— What is required —
Go through the listing and copy every line word for word.

-- begin Dataset extract --

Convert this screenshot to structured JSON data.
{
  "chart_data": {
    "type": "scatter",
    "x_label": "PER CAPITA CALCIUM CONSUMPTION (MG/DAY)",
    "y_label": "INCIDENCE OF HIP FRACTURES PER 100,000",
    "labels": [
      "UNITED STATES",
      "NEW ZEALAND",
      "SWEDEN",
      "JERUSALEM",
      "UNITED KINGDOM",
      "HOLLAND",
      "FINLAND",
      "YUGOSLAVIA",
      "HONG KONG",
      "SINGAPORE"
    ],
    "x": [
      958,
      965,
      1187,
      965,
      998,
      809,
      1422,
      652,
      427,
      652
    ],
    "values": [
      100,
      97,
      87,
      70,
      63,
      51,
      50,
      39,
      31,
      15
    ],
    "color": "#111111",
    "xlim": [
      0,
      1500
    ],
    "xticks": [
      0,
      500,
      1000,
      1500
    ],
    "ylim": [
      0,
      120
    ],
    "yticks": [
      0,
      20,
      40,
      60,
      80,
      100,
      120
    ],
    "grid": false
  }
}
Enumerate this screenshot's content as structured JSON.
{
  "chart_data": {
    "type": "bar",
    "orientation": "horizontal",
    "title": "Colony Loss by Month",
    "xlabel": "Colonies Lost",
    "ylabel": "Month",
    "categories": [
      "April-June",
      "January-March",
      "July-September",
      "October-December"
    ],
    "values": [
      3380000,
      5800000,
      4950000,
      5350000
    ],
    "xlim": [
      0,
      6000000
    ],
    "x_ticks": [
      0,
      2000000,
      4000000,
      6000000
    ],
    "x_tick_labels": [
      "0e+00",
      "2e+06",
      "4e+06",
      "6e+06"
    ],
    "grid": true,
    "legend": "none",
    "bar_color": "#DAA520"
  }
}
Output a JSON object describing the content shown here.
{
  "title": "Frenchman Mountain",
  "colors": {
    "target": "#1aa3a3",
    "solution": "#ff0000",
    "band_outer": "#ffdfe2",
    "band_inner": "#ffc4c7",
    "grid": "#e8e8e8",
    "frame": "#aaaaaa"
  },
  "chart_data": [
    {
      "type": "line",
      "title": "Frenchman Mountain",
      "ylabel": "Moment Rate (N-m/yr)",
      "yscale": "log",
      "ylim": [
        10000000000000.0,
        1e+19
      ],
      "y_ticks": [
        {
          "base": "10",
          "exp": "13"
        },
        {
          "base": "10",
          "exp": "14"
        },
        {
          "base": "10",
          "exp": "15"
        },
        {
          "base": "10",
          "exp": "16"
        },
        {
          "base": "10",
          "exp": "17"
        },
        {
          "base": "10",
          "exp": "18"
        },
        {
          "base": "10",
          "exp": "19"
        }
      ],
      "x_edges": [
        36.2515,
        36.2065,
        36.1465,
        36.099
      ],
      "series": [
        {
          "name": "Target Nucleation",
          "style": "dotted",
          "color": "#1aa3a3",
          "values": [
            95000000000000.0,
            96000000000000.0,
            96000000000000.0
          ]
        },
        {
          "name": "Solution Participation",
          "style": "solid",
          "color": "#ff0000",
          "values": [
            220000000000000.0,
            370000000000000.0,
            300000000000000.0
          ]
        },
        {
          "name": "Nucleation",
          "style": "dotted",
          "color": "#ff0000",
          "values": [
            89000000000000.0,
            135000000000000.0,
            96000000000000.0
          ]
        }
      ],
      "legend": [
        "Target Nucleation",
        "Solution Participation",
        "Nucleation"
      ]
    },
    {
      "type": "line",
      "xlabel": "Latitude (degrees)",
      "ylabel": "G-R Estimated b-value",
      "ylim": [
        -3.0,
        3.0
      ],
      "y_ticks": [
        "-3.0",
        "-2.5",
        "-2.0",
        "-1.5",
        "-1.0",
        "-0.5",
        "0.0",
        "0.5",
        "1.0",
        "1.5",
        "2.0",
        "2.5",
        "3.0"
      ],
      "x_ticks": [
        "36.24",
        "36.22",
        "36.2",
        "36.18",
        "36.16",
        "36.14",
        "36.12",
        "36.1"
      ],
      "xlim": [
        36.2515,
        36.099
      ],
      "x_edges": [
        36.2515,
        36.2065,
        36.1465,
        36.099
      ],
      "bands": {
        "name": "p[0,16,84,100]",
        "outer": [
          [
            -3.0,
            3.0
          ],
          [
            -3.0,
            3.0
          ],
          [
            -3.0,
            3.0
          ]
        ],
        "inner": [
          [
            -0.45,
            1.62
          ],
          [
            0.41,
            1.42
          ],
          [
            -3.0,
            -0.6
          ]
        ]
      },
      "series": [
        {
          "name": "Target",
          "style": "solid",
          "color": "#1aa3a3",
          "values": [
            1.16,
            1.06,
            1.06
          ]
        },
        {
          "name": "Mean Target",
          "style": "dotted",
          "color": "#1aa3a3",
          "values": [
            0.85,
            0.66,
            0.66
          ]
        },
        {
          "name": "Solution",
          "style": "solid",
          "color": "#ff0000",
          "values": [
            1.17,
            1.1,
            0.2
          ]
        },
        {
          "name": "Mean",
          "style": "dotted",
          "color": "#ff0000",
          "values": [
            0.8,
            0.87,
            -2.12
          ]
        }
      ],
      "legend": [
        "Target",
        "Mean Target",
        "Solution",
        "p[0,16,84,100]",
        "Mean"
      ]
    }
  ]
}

-- end Dataset extract --

— Result —
Convert this screenshot to structured JSON data.
{
  "chart_data": {
    "type": "scatter",
    "x_label": "PER CAPITA CALCIUM CONSUMPTION (MG/DAY)",
    "y_label": "INCIDENCE OF HIP FRACTURES PER 100,000",
    "labels": [
      "UNITED STATES",
      "NEW ZEALAND",
      "SWEDEN",
      "JERUSALEM",
      "UNITED KINGDOM",
      "HOLLAND",
      "FINLAND",
      "YUGOSLAVIA",
      "HONG KONG",
      "SINGAPORE"
    ],
    "x": [
      958,
      965,
      1187,
      965,
      998,
      809,
      1422,
      652,
      427,
      652
    ],
    "values": [
      100,
      97,
      87,
      70,
      63,
      51,
      50,
      39,
      31,
      15
    ],
    "color": "#111111",
    "xlim": [
      0,
      1500
    ],
    "xticks": [
      0,
      500,
      1000,
      1500
    ],
    "ylim": [
      0,
      120
    ],
    "yticks": [
      0,
      20,
      40,
      60,
      80,
      100,
      120
    ],
    "grid": false
  }
}
Enumerate this screenshot's content as structured JSON.
{
  "chart_data": {
    "type": "bar",
    "orientation": "horizontal",
    "title": "Colony Loss by Month",
    "xlabel": "Colonies Lost",
    "ylabel": "Month",
    "categories": [
      "April-June",
      "January-March",
      "July-September",
      "October-December"
    ],
    "values": [
      3380000,
      5800000,
      4950000,
      5350000
    ],
    "xlim": [
      0,
      6000000
    ],
    "x_ticks": [
      0,
      2000000,
      4000000,
      6000000
    ],
    "x_tick_labels": [
      "0e+00",
      "2e+06",
      "4e+06",
      "6e+06"
    ],
    "grid": true,
    "legend": "none",
    "bar_color": "#DAA520"
  }
}
Output a JSON object describing the content shown here.
{
  "title": "Frenchman Mountain",
  "colors": {
    "target": "#1aa3a3",
    "solution": "#ff0000",
    "band_outer": "#ffdfe2",
    "band_inner": "#ffc4c7",
    "grid": "#e8e8e8",
    "frame": "#aaaaaa"
  },
  "chart_data": [
    {
      "type": "line",
      "title": "Frenchman Mountain",
      "ylabel": "Moment Rate (N-m/yr)",
      "yscale": "log",
      "ylim": [
        10000000000000.0,
        1e+19
      ],
      "y_ticks": [
        {
          "base": "10",
          "exp": "13"
        },
        {
          "base": "10",
          "exp": "14"
        },
        {
          "base": "10",
          "exp": "15"
        },
        {
          "base": "10",
          "exp": "16"
        },
        {
          "base": "10",
          "exp": "17"
        },
        {
          "base": "10",
          "exp": "18"
        },
        {
          "base": "10",
          "exp": "19"
        }
      ],
      "x_edges": [
        36.2515,
        36.2065,
        36.1465,
        36.099
      ],
      "series": [
        {
          "name": "Target Nucleation",
          "style": "dotted",
          "color": "#1aa3a3",
          "values": [
            95000000000000.0,
            96000000000000.0,
            96000000000000.0
          ]
        },
        {
          "name": "Solution Participation",
          "style": "solid",
          "color": "#ff0000",
          "values": [
            220000000000000.0,
            370000000000000.0,
            300000000000000.0
          ]
        },
        {
          "name": "Nucleation",
          "style": "dotted",
          "color": "#ff0000",
          "values": [
            89000000000000.0,
            135000000000000.0,
            96000000000000.0
          ]
        }
      ],
      "legend": [
        "Target Nucleation",
        "Solution Participation",
        "Nucleation"
      ]
    },
    {
      "type": "line",
      "xlabel": "Latitude (degrees)",
      "ylabel": "G-R Estimated b-value",
      "ylim": [
        -3.0,
        3.0
      ],
      "y_ticks": [
        "-3.0",
        "-2.5",
        "-2.0",
        "-1.5",
        "-1.0",
        "-0.5",
        "0.0",
        "0.5",
        "1.0",
        "1.5",
        "2.0",
        "2.5",
        "3.0"
      ],
      "x_ticks": [
        "36.24",
        "36.22",
        "36.2",
        "36.18",
        "36.16",
        "36.14",
        "36.12",
        "36.1"
      ],
      "xlim": [
        36.2515,
        36.099
      ],
      "x_edges": [
        36.2515,
        36.2065,
        36.1465,
        36.099
      ],
      "bands": {
        "name": "p[0,16,84,100]",
        "outer": [
          [
            -3.0,
            3.0
          ],
          [
            -3.0,
            3.0
          ],
          [
            -3.0,
            3.0
          ]
        ],
        "inner": [
          [
            -0.45,
            1.62
          ],
          [
            0.41,
            1.42
          ],
          [
            -3.0,
            -0.6
          ]
        ]
      },
      "series": [
        {
          "name": "Target",
          "style": "solid",
          "color": "#1aa3a3",
          "values": [
            1.16,
            1.06,
            1.06
          ]
        },
        {
          "name": "Mean Target",
          "style": "dotted",
          "color": "#1aa3a3",
          "values": [
            0.85,
            0.66,
            0.66
          ]
        },
        {
          "name": "Solution",
          "style": "solid",
          "color": "#ff0000",
          "values": [
            1.17,
            1.1,
            0.2
          ]
        },
        {
          "name": "Mean",
          "style": "dotted",
          "color": "#ff0000",
          "values": [
            0.8,
            0.87,
            -2.12
          ]
        }
      ],
      "legend": [
        "Target",
        "Mean Target",
        "Solution",
        "p[0,16,84,100]",
        "Mean"
      ]
    }
  ]
}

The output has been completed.